#### DIRECTIONS FOR THIS TASK:
Only a number is wanted here: the number of lines of the data that include "structure".
▬▬▬▬▬▬▬▬▬▬
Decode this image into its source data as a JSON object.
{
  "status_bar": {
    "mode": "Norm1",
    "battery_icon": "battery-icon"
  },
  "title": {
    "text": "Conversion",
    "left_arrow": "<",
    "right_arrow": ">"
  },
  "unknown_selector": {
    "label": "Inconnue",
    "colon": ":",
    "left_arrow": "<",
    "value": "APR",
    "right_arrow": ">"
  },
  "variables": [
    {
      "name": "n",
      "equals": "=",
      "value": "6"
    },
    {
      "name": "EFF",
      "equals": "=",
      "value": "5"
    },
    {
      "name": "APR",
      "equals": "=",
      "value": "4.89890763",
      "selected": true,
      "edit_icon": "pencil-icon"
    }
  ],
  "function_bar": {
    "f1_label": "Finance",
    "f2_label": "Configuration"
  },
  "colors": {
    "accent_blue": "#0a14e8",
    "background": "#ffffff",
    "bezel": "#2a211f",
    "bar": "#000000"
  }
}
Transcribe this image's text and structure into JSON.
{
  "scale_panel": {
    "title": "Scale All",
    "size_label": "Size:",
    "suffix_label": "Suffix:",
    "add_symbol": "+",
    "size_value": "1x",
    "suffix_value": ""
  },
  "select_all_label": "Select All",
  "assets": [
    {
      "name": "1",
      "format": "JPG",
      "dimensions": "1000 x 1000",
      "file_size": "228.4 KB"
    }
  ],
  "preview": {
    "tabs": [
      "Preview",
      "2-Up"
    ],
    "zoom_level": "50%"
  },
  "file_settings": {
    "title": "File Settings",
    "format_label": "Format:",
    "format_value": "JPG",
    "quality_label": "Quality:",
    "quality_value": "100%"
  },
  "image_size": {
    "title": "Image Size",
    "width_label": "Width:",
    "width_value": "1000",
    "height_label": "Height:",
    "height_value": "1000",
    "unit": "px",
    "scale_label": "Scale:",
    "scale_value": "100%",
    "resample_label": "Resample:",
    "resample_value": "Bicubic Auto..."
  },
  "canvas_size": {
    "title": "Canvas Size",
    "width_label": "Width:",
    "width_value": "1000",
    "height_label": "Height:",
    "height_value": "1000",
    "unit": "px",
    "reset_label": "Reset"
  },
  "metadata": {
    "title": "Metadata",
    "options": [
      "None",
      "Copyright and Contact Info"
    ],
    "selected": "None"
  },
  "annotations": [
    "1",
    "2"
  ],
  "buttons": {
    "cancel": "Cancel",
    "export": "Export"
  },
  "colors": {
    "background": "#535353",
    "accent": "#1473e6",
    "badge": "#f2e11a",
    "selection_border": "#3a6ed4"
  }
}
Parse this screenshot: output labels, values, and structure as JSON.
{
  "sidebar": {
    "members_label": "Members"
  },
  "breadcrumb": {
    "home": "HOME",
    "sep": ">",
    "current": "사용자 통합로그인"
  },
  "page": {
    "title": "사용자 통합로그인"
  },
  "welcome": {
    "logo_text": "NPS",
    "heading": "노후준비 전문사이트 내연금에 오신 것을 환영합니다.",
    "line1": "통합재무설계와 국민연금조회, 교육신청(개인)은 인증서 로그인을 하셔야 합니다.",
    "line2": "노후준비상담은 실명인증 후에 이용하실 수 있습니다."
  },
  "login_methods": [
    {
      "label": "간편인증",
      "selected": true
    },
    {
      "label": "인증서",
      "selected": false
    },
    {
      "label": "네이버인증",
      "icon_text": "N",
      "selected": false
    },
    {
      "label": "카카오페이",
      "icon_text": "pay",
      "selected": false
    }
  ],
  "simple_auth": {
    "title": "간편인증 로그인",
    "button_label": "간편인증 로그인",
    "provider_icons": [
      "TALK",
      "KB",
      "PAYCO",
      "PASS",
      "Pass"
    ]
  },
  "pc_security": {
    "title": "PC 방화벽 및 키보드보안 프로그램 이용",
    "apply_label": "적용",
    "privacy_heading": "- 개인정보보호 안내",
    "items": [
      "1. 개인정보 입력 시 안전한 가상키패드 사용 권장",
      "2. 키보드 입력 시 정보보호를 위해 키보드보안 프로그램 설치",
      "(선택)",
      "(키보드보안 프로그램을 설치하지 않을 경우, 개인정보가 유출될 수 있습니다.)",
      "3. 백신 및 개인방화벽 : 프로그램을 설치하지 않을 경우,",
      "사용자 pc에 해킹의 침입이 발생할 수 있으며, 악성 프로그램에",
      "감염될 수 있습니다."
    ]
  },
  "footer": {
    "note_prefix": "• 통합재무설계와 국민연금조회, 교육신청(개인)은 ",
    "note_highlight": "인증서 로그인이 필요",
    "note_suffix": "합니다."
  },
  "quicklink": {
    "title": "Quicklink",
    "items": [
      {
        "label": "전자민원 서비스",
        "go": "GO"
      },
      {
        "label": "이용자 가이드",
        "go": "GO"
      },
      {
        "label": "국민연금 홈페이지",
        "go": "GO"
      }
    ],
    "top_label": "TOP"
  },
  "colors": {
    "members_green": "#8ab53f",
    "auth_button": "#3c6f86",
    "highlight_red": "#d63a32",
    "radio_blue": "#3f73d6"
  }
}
▬▬▬▬▬▬▬▬▬▬
#### EXERCISE SOLUTION:
2